--- Set exercise ---
Transcribe each entry below exactly. Pictures do not go in the copy.

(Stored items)
__________________________________________________
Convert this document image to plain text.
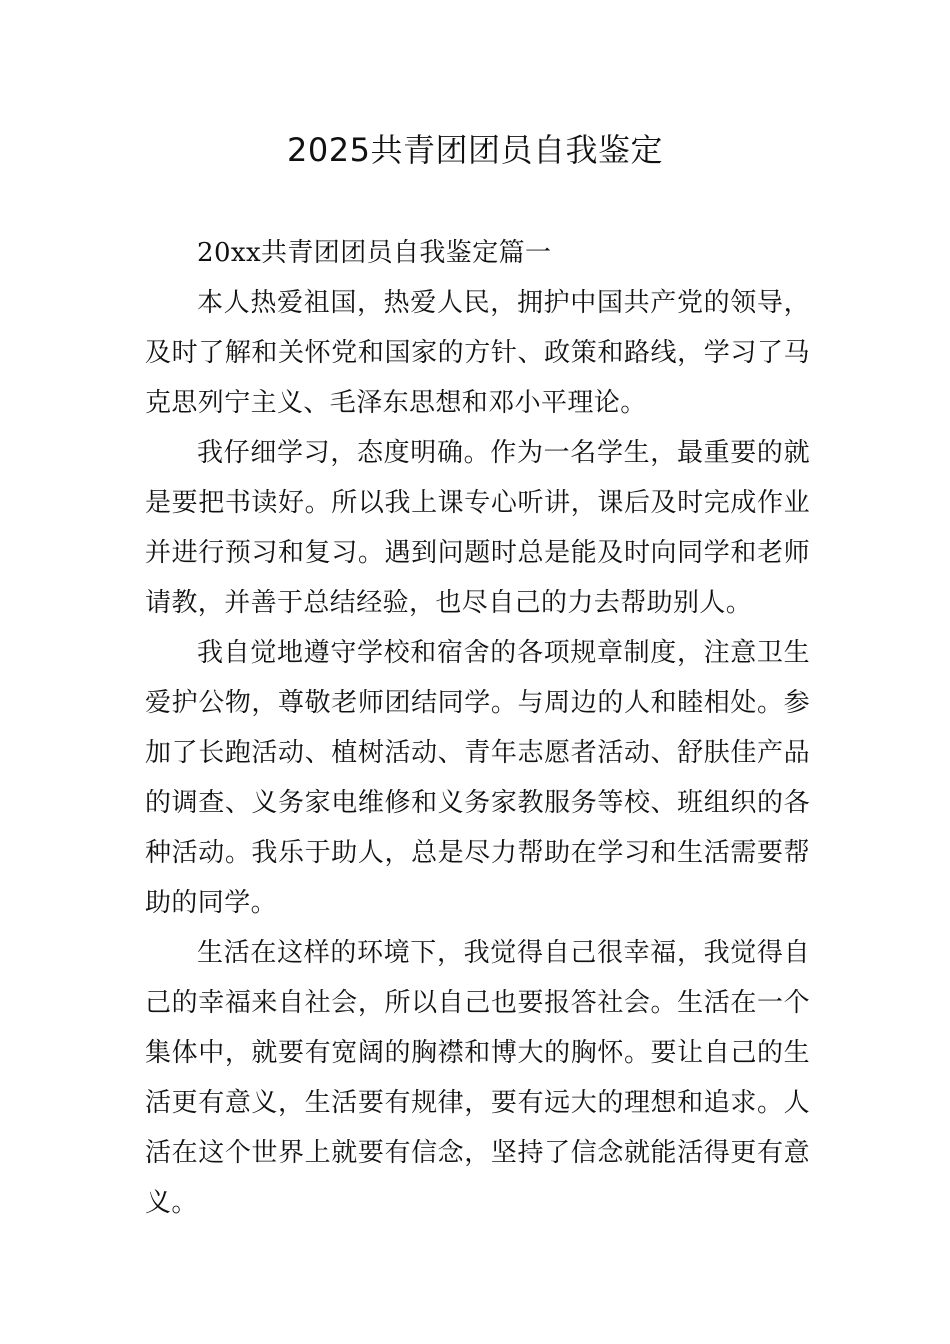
2025共青团团员自我鉴定

20xx共青团团员自我鉴定篇一

本人热爱祖国，热爱人民，拥护中国共产党的领导，及时了解和关怀党和国家的方针、政策和路线，学习了马克思列宁主义、毛泽东思想和邓小平理论。

我仔细学习，态度明确。作为一名学生，最重要的就是要把书读好。所以我上课专心听讲，课后及时完成作业并进行预习和复习。遇到问题时总是能及时向同学和老师请教，并善于总结经验，也尽自己的力去帮助别人。

我自觉地遵守学校和宿舍的各项规章制度，注意卫生爱护公物，尊敬老师团结同学。与周边的人和睦相处。参加了长跑活动、植树活动、青年志愿者活动、舒肤佳产品的调查、义务家电维修和义务家教服务等校、班组织的各种活动。我乐于助人，总是尽力帮助在学习和生活需要帮助的同学。

生活在这样的环境下，我觉得自己很幸福，我觉得自己的幸福来自社会，所以自己也要报答社会。生活在一个集体中，就要有宽阔的胸襟和博大的胸怀。要让自己的生活更有意义，生活要有规律，要有远大的理想和追求。人活在这个世界上就要有信念，坚持了信念就能活得更有意义。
__________________________________________________
--- Final result ---
Convert this document image to plain text.
2025共青团团员自我鉴定

20xx共青团团员自我鉴定篇一

本人热爱祖国，热爱人民，拥护中国共产党的领导，及时了解和关怀党和国家的方针、政策和路线，学习了马克思列宁主义、毛泽东思想和邓小平理论。

我仔细学习，态度明确。作为一名学生，最重要的就是要把书读好。所以我上课专心听讲，课后及时完成作业并进行预习和复习。遇到问题时总是能及时向同学和老师请教，并善于总结经验，也尽自己的力去帮助别人。

我自觉地遵守学校和宿舍的各项规章制度，注意卫生爱护公物，尊敬老师团结同学。与周边的人和睦相处。参加了长跑活动、植树活动、青年志愿者活动、舒肤佳产品的调查、义务家电维修和义务家教服务等校、班组织的各种活动。我乐于助人，总是尽力帮助在学习和生活需要帮助的同学。

生活在这样的环境下，我觉得自己很幸福，我觉得自己的幸福来自社会，所以自己也要报答社会。生活在一个集体中，就要有宽阔的胸襟和博大的胸怀。要让自己的生活更有意义，生活要有规律，要有远大的理想和追求。人活在这个世界上就要有信念，坚持了信念就能活得更有意义。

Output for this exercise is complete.